Work instructions: Write out the records word for word, with no pictures.

Stored items
__________

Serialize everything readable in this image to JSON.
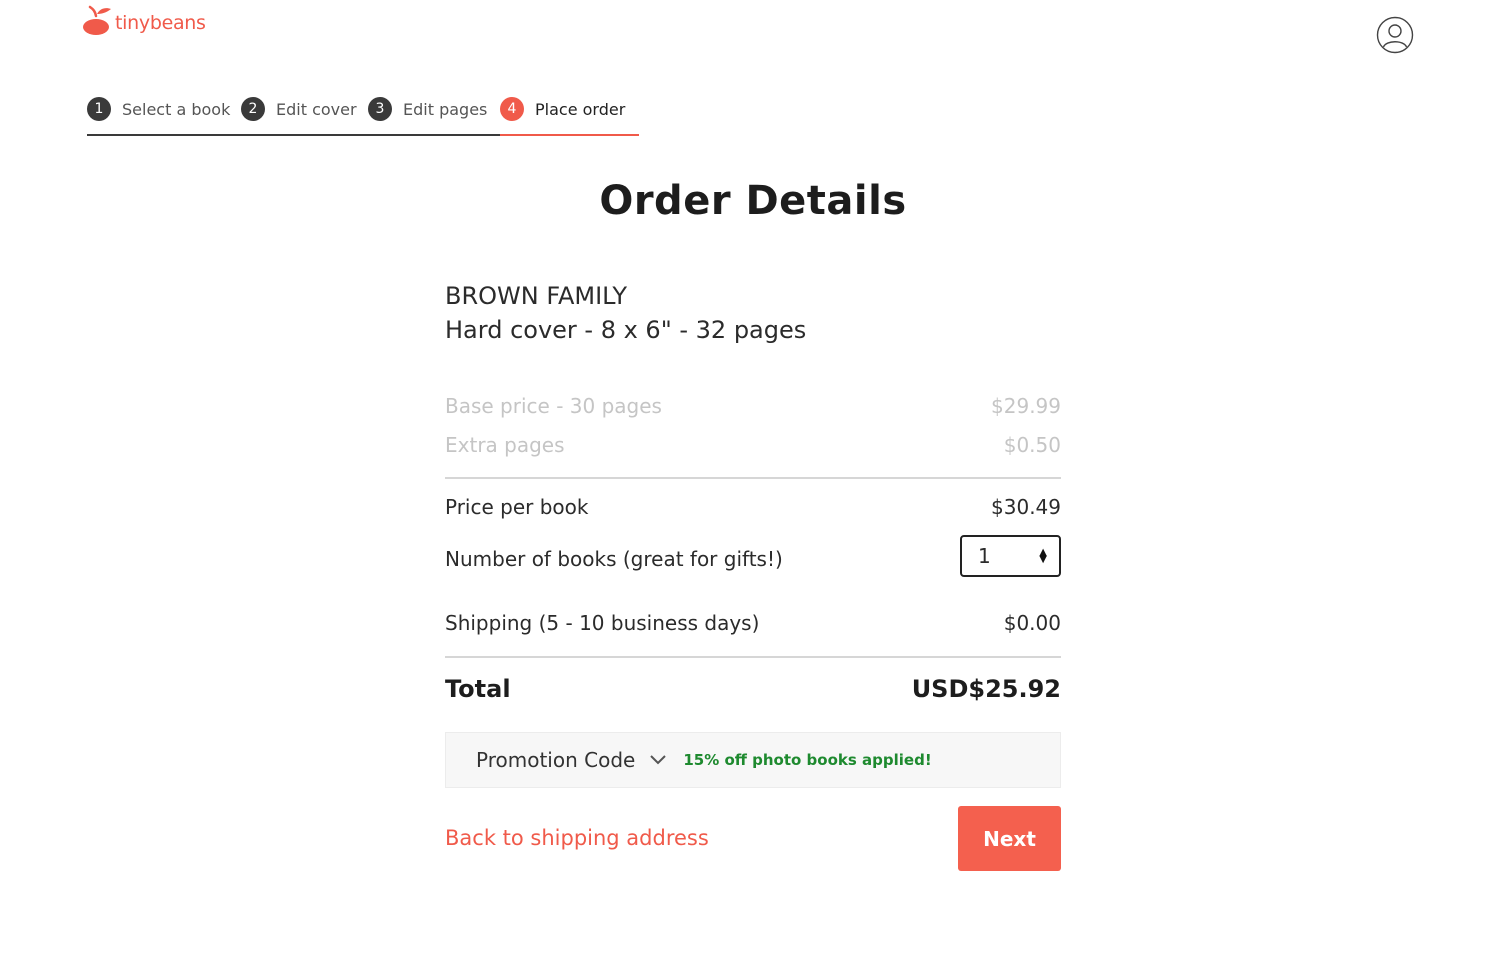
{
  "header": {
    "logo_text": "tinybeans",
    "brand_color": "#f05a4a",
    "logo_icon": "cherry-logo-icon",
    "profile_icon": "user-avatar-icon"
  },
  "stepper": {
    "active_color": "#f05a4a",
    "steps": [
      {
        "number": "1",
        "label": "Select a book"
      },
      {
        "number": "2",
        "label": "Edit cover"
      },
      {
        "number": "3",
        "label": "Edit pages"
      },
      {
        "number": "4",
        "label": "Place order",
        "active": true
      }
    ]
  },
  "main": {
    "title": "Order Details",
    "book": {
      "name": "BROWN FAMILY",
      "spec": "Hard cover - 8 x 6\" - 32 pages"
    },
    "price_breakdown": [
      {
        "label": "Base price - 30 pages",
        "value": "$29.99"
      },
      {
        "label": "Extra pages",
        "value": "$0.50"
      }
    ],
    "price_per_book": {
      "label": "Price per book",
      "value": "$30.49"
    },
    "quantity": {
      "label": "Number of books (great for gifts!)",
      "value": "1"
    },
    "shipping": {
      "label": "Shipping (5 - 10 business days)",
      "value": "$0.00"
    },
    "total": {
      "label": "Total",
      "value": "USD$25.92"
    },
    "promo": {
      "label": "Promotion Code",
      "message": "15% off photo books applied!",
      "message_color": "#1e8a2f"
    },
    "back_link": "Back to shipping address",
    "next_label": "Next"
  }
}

__________

Finished answer:
Serialize everything readable in this image to JSON.
{
  "header": {
    "logo_text": "tinybeans",
    "brand_color": "#f05a4a",
    "logo_icon": "cherry-logo-icon",
    "profile_icon": "user-avatar-icon"
  },
  "stepper": {
    "active_color": "#f05a4a",
    "steps": [
      {
        "number": "1",
        "label": "Select a book"
      },
      {
        "number": "2",
        "label": "Edit cover"
      },
      {
        "number": "3",
        "label": "Edit pages"
      },
      {
        "number": "4",
        "label": "Place order",
        "active": true
      }
    ]
  },
  "main": {
    "title": "Order Details",
    "book": {
      "name": "BROWN FAMILY",
      "spec": "Hard cover - 8 x 6\" - 32 pages"
    },
    "price_breakdown": [
      {
        "label": "Base price - 30 pages",
        "value": "$29.99"
      },
      {
        "label": "Extra pages",
        "value": "$0.50"
      }
    ],
    "price_per_book": {
      "label": "Price per book",
      "value": "$30.49"
    },
    "quantity": {
      "label": "Number of books (great for gifts!)",
      "value": "1"
    },
    "shipping": {
      "label": "Shipping (5 - 10 business days)",
      "value": "$0.00"
    },
    "total": {
      "label": "Total",
      "value": "USD$25.92"
    },
    "promo": {
      "label": "Promotion Code",
      "message": "15% off photo books applied!",
      "message_color": "#1e8a2f"
    },
    "back_link": "Back to shipping address",
    "next_label": "Next"
  }
}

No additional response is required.